WRITTEN TASK — Give every line back verbatim, dropping all images.

GIVEN DATA —
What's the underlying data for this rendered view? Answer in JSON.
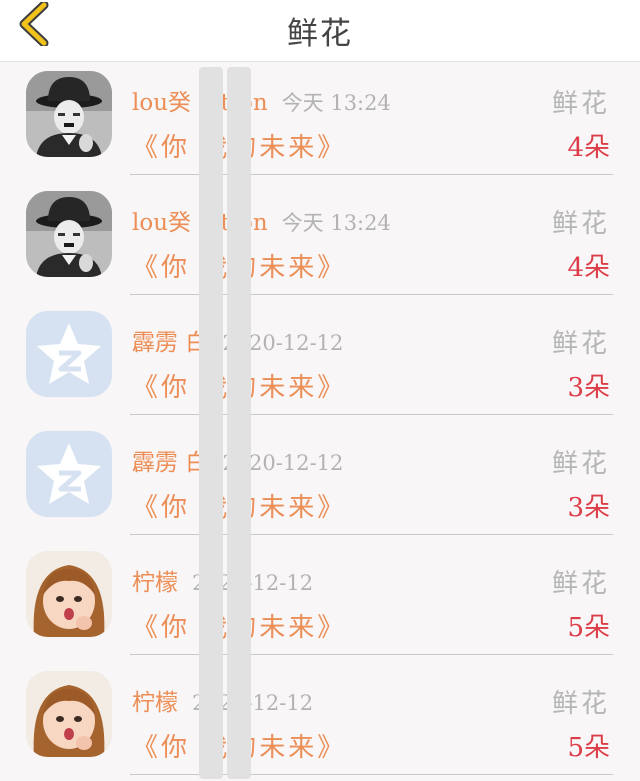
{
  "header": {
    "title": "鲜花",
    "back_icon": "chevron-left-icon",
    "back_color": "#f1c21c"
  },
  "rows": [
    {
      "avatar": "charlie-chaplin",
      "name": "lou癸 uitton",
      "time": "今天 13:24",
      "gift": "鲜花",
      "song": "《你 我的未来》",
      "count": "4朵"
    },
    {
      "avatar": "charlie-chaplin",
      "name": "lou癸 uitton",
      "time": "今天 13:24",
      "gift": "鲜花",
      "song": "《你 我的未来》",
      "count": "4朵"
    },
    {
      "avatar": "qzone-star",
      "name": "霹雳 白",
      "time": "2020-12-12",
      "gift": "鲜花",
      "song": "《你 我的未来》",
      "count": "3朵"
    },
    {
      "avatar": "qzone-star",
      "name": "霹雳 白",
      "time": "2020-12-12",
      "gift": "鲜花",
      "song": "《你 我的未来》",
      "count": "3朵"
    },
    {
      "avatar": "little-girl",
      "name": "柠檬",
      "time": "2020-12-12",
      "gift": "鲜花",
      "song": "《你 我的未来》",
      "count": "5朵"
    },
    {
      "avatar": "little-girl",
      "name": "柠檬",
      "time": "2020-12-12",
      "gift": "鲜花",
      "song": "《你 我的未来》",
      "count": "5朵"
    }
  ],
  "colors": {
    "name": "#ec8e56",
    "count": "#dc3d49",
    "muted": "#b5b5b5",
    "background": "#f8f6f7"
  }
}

THE REPLY —
What's the underlying data for this rendered view? Answer in JSON.
{
  "header": {
    "title": "鲜花",
    "back_icon": "chevron-left-icon",
    "back_color": "#f1c21c"
  },
  "rows": [
    {
      "avatar": "charlie-chaplin",
      "name": "lou癸 uitton",
      "time": "今天 13:24",
      "gift": "鲜花",
      "song": "《你 我的未来》",
      "count": "4朵"
    },
    {
      "avatar": "charlie-chaplin",
      "name": "lou癸 uitton",
      "time": "今天 13:24",
      "gift": "鲜花",
      "song": "《你 我的未来》",
      "count": "4朵"
    },
    {
      "avatar": "qzone-star",
      "name": "霹雳 白",
      "time": "2020-12-12",
      "gift": "鲜花",
      "song": "《你 我的未来》",
      "count": "3朵"
    },
    {
      "avatar": "qzone-star",
      "name": "霹雳 白",
      "time": "2020-12-12",
      "gift": "鲜花",
      "song": "《你 我的未来》",
      "count": "3朵"
    },
    {
      "avatar": "little-girl",
      "name": "柠檬",
      "time": "2020-12-12",
      "gift": "鲜花",
      "song": "《你 我的未来》",
      "count": "5朵"
    },
    {
      "avatar": "little-girl",
      "name": "柠檬",
      "time": "2020-12-12",
      "gift": "鲜花",
      "song": "《你 我的未来》",
      "count": "5朵"
    }
  ],
  "colors": {
    "name": "#ec8e56",
    "count": "#dc3d49",
    "muted": "#b5b5b5",
    "background": "#f8f6f7"
  }
}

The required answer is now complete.